DATA LINES
--- Start ---
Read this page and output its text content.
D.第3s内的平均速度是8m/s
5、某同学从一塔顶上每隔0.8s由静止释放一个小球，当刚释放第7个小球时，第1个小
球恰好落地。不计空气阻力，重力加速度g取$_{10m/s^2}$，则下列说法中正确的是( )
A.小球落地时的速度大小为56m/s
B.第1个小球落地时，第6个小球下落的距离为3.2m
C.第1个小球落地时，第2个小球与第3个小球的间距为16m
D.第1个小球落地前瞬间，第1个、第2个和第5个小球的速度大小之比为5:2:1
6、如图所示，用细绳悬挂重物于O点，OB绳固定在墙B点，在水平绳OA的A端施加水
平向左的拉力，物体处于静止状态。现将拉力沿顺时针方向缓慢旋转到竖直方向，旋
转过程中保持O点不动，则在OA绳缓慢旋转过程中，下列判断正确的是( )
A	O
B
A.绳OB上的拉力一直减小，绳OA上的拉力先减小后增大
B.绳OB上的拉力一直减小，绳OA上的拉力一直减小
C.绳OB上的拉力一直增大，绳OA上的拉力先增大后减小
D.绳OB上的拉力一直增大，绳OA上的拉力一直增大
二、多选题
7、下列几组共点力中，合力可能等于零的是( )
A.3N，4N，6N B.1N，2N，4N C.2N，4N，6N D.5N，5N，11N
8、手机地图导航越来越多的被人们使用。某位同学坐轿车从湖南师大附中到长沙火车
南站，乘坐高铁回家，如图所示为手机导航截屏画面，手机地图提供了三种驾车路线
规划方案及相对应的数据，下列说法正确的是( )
--- End ---
PROMPT
Copy each line above where the string "绳OB上的拉力一直减小" occurs.

FULL RESPONSE
A.绳OB上的拉力一直减小，绳OA上的拉力先减小后增大
B.绳OB上的拉力一直减小，绳OA上的拉力一直减小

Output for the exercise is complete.